• _RECORD EXTRACTS_
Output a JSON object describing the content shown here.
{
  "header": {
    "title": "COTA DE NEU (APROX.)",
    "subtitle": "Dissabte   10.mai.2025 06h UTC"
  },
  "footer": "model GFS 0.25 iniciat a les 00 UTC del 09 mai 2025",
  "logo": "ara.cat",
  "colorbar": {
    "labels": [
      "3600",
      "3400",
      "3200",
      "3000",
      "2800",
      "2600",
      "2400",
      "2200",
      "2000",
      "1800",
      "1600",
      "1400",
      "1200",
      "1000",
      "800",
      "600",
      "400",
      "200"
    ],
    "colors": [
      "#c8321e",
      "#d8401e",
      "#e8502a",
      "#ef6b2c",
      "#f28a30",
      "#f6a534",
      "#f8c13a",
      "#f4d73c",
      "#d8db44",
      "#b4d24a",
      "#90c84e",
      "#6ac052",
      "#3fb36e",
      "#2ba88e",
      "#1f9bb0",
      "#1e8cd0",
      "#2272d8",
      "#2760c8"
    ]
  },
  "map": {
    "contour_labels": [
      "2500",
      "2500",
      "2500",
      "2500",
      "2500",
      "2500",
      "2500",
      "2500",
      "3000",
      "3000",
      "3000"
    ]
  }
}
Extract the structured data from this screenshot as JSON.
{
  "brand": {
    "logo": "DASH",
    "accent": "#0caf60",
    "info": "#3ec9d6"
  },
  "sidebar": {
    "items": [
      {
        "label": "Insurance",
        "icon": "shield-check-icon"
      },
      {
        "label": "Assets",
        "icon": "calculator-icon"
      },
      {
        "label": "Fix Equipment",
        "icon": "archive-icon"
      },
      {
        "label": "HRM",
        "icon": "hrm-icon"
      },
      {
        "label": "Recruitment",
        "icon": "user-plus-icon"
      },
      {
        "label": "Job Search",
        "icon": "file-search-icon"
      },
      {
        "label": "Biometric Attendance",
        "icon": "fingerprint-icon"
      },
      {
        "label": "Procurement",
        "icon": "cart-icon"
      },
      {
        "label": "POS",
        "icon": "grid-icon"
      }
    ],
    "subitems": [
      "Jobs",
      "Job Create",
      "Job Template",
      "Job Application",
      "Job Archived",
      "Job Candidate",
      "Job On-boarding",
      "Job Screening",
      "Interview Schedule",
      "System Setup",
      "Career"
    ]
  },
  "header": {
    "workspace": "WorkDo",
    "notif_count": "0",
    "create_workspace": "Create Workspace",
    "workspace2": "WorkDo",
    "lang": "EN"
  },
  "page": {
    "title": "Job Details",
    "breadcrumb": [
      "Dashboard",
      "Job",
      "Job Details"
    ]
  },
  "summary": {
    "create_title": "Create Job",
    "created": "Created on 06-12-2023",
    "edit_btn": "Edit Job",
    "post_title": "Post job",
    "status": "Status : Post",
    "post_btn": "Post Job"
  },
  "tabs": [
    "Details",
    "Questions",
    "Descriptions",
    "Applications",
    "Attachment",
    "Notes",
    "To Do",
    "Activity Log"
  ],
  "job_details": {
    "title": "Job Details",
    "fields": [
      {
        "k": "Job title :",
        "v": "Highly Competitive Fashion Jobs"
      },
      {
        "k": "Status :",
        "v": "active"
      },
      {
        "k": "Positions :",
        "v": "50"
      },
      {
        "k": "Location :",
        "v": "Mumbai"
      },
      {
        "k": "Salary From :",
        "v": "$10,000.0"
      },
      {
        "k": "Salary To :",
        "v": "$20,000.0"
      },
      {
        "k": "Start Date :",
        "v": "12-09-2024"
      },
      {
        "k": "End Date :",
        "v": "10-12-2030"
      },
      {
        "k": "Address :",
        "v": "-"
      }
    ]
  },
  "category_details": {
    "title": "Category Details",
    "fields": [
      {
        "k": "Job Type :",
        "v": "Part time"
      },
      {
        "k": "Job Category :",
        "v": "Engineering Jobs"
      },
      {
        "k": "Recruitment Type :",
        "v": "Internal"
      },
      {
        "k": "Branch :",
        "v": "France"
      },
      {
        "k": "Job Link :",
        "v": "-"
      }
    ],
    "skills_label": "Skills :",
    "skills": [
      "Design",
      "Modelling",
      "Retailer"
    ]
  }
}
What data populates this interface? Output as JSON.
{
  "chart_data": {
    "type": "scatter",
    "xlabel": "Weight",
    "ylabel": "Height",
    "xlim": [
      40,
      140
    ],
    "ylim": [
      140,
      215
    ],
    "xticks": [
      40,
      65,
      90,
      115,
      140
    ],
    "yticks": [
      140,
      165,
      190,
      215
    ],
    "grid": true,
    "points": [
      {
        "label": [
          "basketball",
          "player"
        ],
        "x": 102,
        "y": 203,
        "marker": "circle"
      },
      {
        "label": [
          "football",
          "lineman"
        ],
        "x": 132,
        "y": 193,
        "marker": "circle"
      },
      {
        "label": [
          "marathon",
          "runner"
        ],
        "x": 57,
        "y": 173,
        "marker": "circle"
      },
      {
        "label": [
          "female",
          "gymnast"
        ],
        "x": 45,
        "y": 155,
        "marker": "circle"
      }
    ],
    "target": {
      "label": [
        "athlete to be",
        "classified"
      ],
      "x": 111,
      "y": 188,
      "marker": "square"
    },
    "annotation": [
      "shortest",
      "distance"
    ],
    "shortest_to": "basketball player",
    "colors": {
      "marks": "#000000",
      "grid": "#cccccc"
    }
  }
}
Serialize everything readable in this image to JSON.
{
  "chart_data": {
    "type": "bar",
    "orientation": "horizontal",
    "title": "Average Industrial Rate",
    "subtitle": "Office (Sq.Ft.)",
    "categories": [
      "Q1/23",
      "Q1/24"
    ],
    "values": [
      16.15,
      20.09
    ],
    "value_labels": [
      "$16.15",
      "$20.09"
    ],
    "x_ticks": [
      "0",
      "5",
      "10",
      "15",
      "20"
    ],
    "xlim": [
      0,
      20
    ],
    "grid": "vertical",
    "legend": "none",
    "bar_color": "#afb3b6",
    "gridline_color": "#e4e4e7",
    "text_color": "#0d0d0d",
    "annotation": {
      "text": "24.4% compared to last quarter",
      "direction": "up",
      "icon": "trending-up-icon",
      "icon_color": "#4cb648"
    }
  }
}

• _PROBLEM_
Give only the number of lines in the material above that hold the word "Jobs".

• _SOLUTION TO THE EXERCISE_
3